_Problem details_:
Reproduce, unchanged, the lines of the items from the line containing "post-time[interactable]: 19 h" up to and including the line containing "post-text-line: sikitlah.... bbox=[260, 381, 490, 427]".

#### Records provided

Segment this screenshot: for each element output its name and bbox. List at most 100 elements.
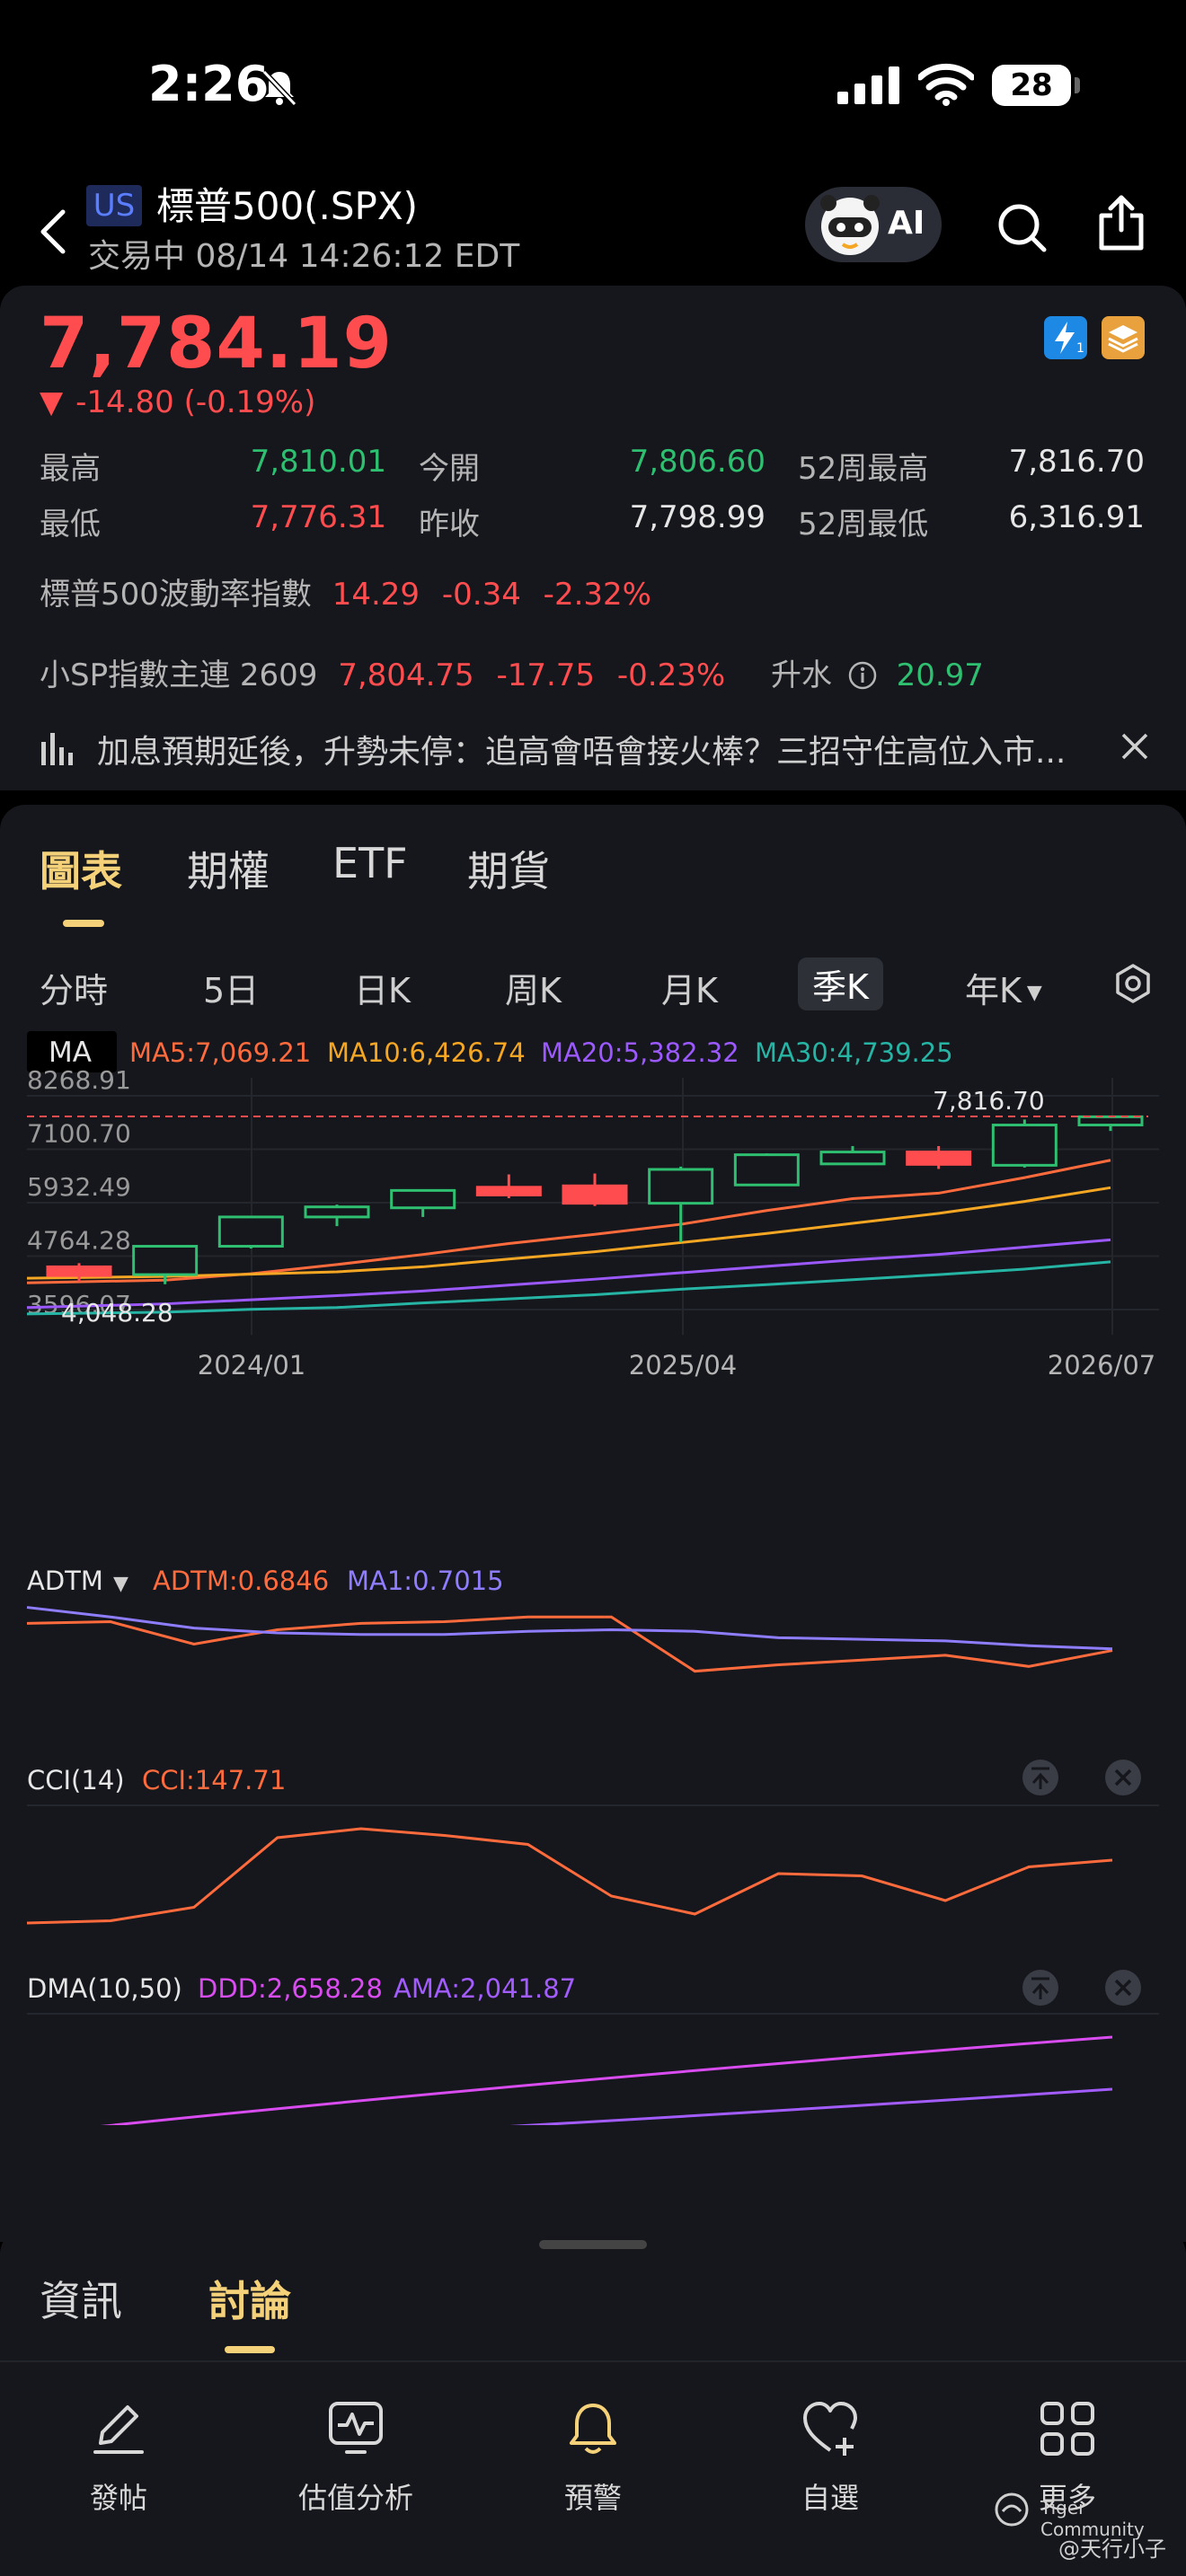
candle-down bbox=[46, 1265, 112, 1277]
news-headline: 加息預期延後，升勢未停：追高會唔會接火棒？三招守住高位入市... bbox=[97, 734, 1067, 771]
bar-chart-icon bbox=[41, 733, 73, 765]
tab-chart[interactable]: 圖表 bbox=[40, 839, 122, 898]
vix-label: 標普500波動率指數 bbox=[40, 577, 312, 613]
layers-icon[interactable] bbox=[1102, 316, 1145, 359]
back-arrow-icon[interactable] bbox=[36, 207, 68, 257]
battery-indicator: 28 bbox=[992, 65, 1080, 106]
valuation-monitor-icon bbox=[329, 2402, 383, 2454]
close-icon[interactable] bbox=[1120, 731, 1150, 762]
lightning-level1-icon[interactable]: 1 bbox=[1044, 316, 1087, 359]
nav-alert[interactable]: 預警 bbox=[485, 2362, 701, 2542]
nav-valuation[interactable]: 估值分析 bbox=[248, 2362, 464, 2542]
period-5d[interactable]: 5日 bbox=[203, 963, 259, 1012]
status-time: 2:26 bbox=[148, 56, 270, 112]
basis-value: 20.97 bbox=[896, 657, 984, 693]
ai-assistant-button[interactable]: AI bbox=[805, 187, 942, 262]
candle-up bbox=[390, 1188, 456, 1210]
kline-chart[interactable]: MA MA5:7,069.21 MA10:6,426.74 MA20:5,382… bbox=[0, 1020, 1186, 2125]
tab-options[interactable]: 期權 bbox=[187, 839, 270, 898]
ma20-legend: MA20:5,382.32 bbox=[541, 1037, 739, 1068]
ma-label: MA bbox=[49, 1037, 92, 1069]
future-pct: -0.23% bbox=[616, 657, 726, 693]
candle-up bbox=[819, 1151, 886, 1166]
stat-value-high: 7,810.01 bbox=[250, 444, 386, 480]
tab-discussion[interactable]: 討論 bbox=[208, 2269, 291, 2328]
period-daily[interactable]: 日K bbox=[354, 963, 411, 1012]
close-indicator-icon[interactable] bbox=[1105, 1970, 1141, 2006]
svg-text:1: 1 bbox=[1076, 341, 1084, 356]
info-icon[interactable] bbox=[847, 660, 878, 691]
x-axis-ticks: 2024/01 2025/04 2026/07 bbox=[198, 1350, 1155, 1381]
dma-ama: AMA:2,041.87 bbox=[394, 1973, 576, 2004]
tab-futures[interactable]: 期貨 bbox=[467, 839, 550, 898]
ma10-legend: MA10:6,426.74 bbox=[327, 1037, 526, 1068]
news-ticker[interactable]: 加息預期延後，升勢未停：追高會唔會接火棒？三招守住高位入市... bbox=[40, 726, 1154, 771]
period-intraday[interactable]: 分時 bbox=[40, 963, 108, 1012]
x-tick-label: 2026/07 bbox=[1048, 1350, 1155, 1381]
x-tick-label: 2025/04 bbox=[629, 1350, 737, 1381]
candle-up bbox=[991, 1124, 1058, 1167]
mute-bell-icon bbox=[261, 69, 297, 107]
vix-row[interactable]: 標普500波動率指數 14.29 -0.34 -2.32% bbox=[40, 569, 651, 613]
last-price: 7,784.19 bbox=[40, 304, 393, 384]
period-yearly-label: 年K bbox=[965, 971, 1022, 1010]
candles bbox=[46, 1115, 1144, 1284]
sheet-grab-handle[interactable] bbox=[539, 2240, 647, 2249]
change-value: -14.80 (-0.19%) bbox=[75, 384, 316, 420]
stat-label-high: 最高 bbox=[40, 451, 101, 487]
future-label: 小SP指數主連 2609 bbox=[40, 657, 318, 693]
stock-header: US 標普500(.SPX) 交易中 08/14 14:26:12 EDT AI bbox=[0, 171, 1186, 287]
wifi-icon bbox=[918, 63, 974, 106]
tab-etf[interactable]: ETF bbox=[332, 839, 408, 887]
nav-post[interactable]: 發帖 bbox=[11, 2362, 226, 2542]
adtm-value: ADTM:0.6846 bbox=[153, 1566, 329, 1596]
ma-lines bbox=[26, 1159, 1111, 1316]
nav-alert-label: 預警 bbox=[563, 2481, 622, 2515]
period-weekly[interactable]: 周K bbox=[505, 963, 562, 1012]
tiger-community-logo-icon bbox=[995, 2492, 1029, 2527]
period-monthly[interactable]: 月K bbox=[661, 963, 718, 1012]
future-row[interactable]: 小SP指數主連 2609 7,804.75 -17.75 -0.23% 升水 2… bbox=[40, 650, 984, 694]
adtm-ma1: MA1:0.7015 bbox=[347, 1566, 504, 1596]
adtm-caret-icon[interactable]: ▼ bbox=[113, 1573, 128, 1595]
stat-label-low: 最低 bbox=[40, 507, 101, 543]
y-tick-label: 4764.28 bbox=[27, 1226, 131, 1256]
quote-card: 7,784.19 ▼ -14.80 (-0.19%) 1 最高 7,810.01 … bbox=[0, 286, 1186, 790]
y-tick-label: 7100.70 bbox=[27, 1119, 131, 1149]
stat-value-low: 7,776.31 bbox=[250, 499, 386, 535]
period-yearly[interactable]: 年K ▼ bbox=[965, 963, 1042, 1012]
stat-value-52w-high: 7,816.70 bbox=[1008, 444, 1145, 480]
status-bar: 2:26 28 bbox=[0, 0, 1186, 171]
tab-news[interactable]: 資訊 bbox=[40, 2269, 122, 2328]
stat-label-prev-close: 昨收 bbox=[419, 507, 480, 543]
dropdown-caret-icon: ▼ bbox=[1026, 982, 1042, 1004]
sheet-tab-indicator bbox=[225, 2346, 275, 2353]
chart-settings-icon[interactable] bbox=[1112, 963, 1154, 1004]
down-arrow-icon: ▼ bbox=[40, 384, 64, 420]
ddd-line bbox=[100, 2035, 1113, 2125]
bell-icon bbox=[570, 2404, 616, 2454]
adtm-label[interactable]: ADTM bbox=[27, 1566, 103, 1596]
candle-up bbox=[1077, 1115, 1144, 1127]
adtm-line bbox=[26, 1615, 1113, 1673]
ai-label: AI bbox=[888, 205, 925, 242]
nav-watchlist[interactable]: 自選 bbox=[722, 2362, 938, 2542]
dma-ddd: DDD:2,658.28 bbox=[198, 1973, 383, 2004]
stat-label-52w-low: 52周最低 bbox=[798, 507, 929, 543]
trading-status: 交易中 08/14 14:26:12 EDT bbox=[88, 238, 520, 275]
candle-up bbox=[733, 1153, 800, 1187]
cellular-signal-icon bbox=[837, 66, 899, 104]
candle-up bbox=[132, 1245, 199, 1276]
pin-top-icon[interactable] bbox=[1022, 1760, 1058, 1795]
nav-post-label: 發帖 bbox=[89, 2481, 147, 2515]
share-icon[interactable] bbox=[1096, 194, 1146, 251]
close-indicator-icon[interactable] bbox=[1105, 1760, 1141, 1795]
candle-down bbox=[906, 1151, 972, 1166]
period-quarterly[interactable]: 季K bbox=[798, 957, 883, 1010]
high-marker-label: 7,816.70 bbox=[933, 1086, 1045, 1116]
pin-top-icon[interactable] bbox=[1022, 1970, 1058, 2006]
search-icon[interactable] bbox=[996, 201, 1048, 253]
market-badge: US bbox=[86, 185, 142, 226]
ma5-legend: MA5:7,069.21 bbox=[129, 1037, 311, 1068]
stat-label-52w-high: 52周最高 bbox=[798, 451, 929, 487]
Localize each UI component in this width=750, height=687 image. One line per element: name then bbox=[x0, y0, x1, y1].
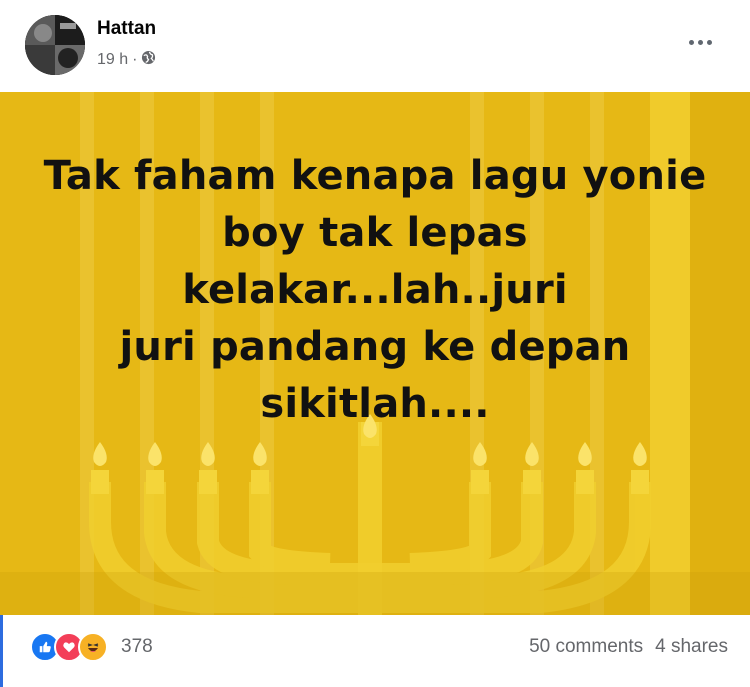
post-time[interactable]: 19 h bbox=[97, 51, 128, 69]
reaction-count[interactable]: 378 bbox=[121, 636, 153, 658]
post-text-line: Tak faham kenapa lagu yonie bbox=[43, 153, 707, 199]
dot bbox=[688, 39, 694, 45]
post-text-line: sikitlah.... bbox=[260, 381, 490, 427]
more-options-button[interactable] bbox=[680, 30, 720, 54]
post-meta: 19 h · bbox=[97, 50, 156, 70]
facebook-post: Hattan 19 h · Tak faham kenapa lagu yoni… bbox=[0, 0, 750, 687]
dot bbox=[706, 39, 712, 45]
comments-link[interactable]: 50 comments bbox=[529, 636, 643, 658]
reaction-icons[interactable] bbox=[30, 632, 108, 662]
haha-icon bbox=[78, 632, 108, 662]
engagement-stats: 50 comments 4 shares bbox=[529, 636, 728, 658]
post-header: Hattan 19 h · bbox=[0, 0, 750, 92]
author-avatar[interactable] bbox=[25, 15, 85, 75]
author-name[interactable]: Hattan bbox=[97, 18, 156, 40]
shares-link[interactable]: 4 shares bbox=[655, 636, 728, 658]
avatar-image bbox=[25, 15, 85, 75]
meta-separator: · bbox=[132, 51, 138, 68]
post-footer: 378 50 comments 4 shares bbox=[0, 615, 750, 687]
post-text: Tak faham kenapa lagu yonie boy tak lepa… bbox=[40, 148, 710, 433]
dot bbox=[697, 39, 703, 45]
post-text-line: boy tak lepas kelakar...lah..juri bbox=[182, 210, 568, 313]
post-text-line: juri pandang ke depan bbox=[119, 324, 631, 370]
globe-icon bbox=[141, 50, 156, 70]
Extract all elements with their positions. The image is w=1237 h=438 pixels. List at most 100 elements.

########

_Response to the task_:
post-time[interactable]: 19 h bbox=[97, 51, 128, 69]
reaction-count[interactable]: 378 bbox=[121, 636, 153, 658]
post-text-line: Tak faham kenapa lagu yonie bbox=[43, 153, 707, 199]
dot bbox=[688, 39, 694, 45]
post-text-line: sikitlah.... bbox=[260, 381, 490, 427]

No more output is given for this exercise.